Guess my mother, grandmother and aunties weren’t weird after all. Presently, much of my talking to myself spills onto paper like writing letters, writing columns, writing anything – notes, lists, etc.

Most times one plans letter writing undisturbed. One cannot do that with the phone, well least the one on the receiver’s end.

They may be busy when you are not or vise versa. One can always lose their train of thought while talking or listening but with a letter there it is: the words in black and white, handwritten or typed and pretty much thought through.

Writing is a solitary function but so is thinking and reading. When writing, the soul gets the opportunity to speak if we listen carefully to the heart because we hear the truth.

When we speak with others, we can certainly hide parts of ourselves and still feel functional or could be just plain misunderstood.

My mom died many years ago and though I loved hearing her lilting Irish brogue over the phone (she lived on the East Coast) I treasured most the letters I received from her in the mail. Her letters were full of misspellings, run on sentences and flavorful expressions unique to only to her.

# MATERIAL
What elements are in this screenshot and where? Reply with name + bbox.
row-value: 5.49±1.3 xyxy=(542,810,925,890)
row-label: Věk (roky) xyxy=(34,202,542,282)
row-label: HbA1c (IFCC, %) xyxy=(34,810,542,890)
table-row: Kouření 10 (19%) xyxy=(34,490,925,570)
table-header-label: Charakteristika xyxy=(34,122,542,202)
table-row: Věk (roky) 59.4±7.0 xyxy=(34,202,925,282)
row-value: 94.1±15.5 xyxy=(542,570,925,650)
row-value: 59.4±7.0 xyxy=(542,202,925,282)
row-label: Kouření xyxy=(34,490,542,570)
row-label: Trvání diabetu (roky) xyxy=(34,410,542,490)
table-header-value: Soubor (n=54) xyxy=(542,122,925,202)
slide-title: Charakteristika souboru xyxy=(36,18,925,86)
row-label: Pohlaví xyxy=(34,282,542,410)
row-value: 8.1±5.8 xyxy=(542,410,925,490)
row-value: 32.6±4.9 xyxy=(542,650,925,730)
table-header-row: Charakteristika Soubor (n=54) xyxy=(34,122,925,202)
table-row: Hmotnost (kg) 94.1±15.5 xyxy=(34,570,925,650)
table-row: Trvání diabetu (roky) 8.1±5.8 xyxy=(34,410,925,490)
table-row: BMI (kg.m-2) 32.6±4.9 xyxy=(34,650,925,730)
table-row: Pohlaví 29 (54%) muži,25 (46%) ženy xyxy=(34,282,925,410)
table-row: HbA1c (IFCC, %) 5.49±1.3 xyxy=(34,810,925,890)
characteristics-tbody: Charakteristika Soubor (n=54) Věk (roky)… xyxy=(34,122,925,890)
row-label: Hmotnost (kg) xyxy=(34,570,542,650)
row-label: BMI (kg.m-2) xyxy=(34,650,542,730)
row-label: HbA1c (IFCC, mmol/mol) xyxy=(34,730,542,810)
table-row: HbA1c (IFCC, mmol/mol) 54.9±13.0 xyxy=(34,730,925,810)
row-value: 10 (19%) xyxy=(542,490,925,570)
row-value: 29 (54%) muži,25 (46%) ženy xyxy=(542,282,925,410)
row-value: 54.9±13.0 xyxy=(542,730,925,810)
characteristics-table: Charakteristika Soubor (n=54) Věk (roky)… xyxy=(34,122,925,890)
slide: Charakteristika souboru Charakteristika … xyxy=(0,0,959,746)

# EXERCISE INSTRUCTIONS
**A)** What is the Spanish translation of the sentence "Writing is a solitary function but so is thinking and reading." from the essay on letter writing?
**B)** Can you continue the essay on letter writing from where it stops?

# OUTPUTS BY TASK
**A)** La escritura es una función solitaria, pero también lo son pensar y leer.

**B)**
Unfolding and reading one of my mother’s letters, my memory is delighted and I smile as her words take me back to her newsy items about which she would write. I become alive and feel her sweet presence with me – her deep love of people.

I’ve also saved my father’s poetry written especially for my graduations, birthdays and wedding day. My mother-in- law’s letters are treasured beyond measure with the humorous tales about relatives. All are tucked away but read more often than not because they bring back loving awareness.

But the best letters I’ve saved are from my own kids when they were away from home in college. I’m saving them for my grandchildren – the gift of when their parents were kids.

Peeking into the past, yet present is a powerful connection to those memories we hold so dear.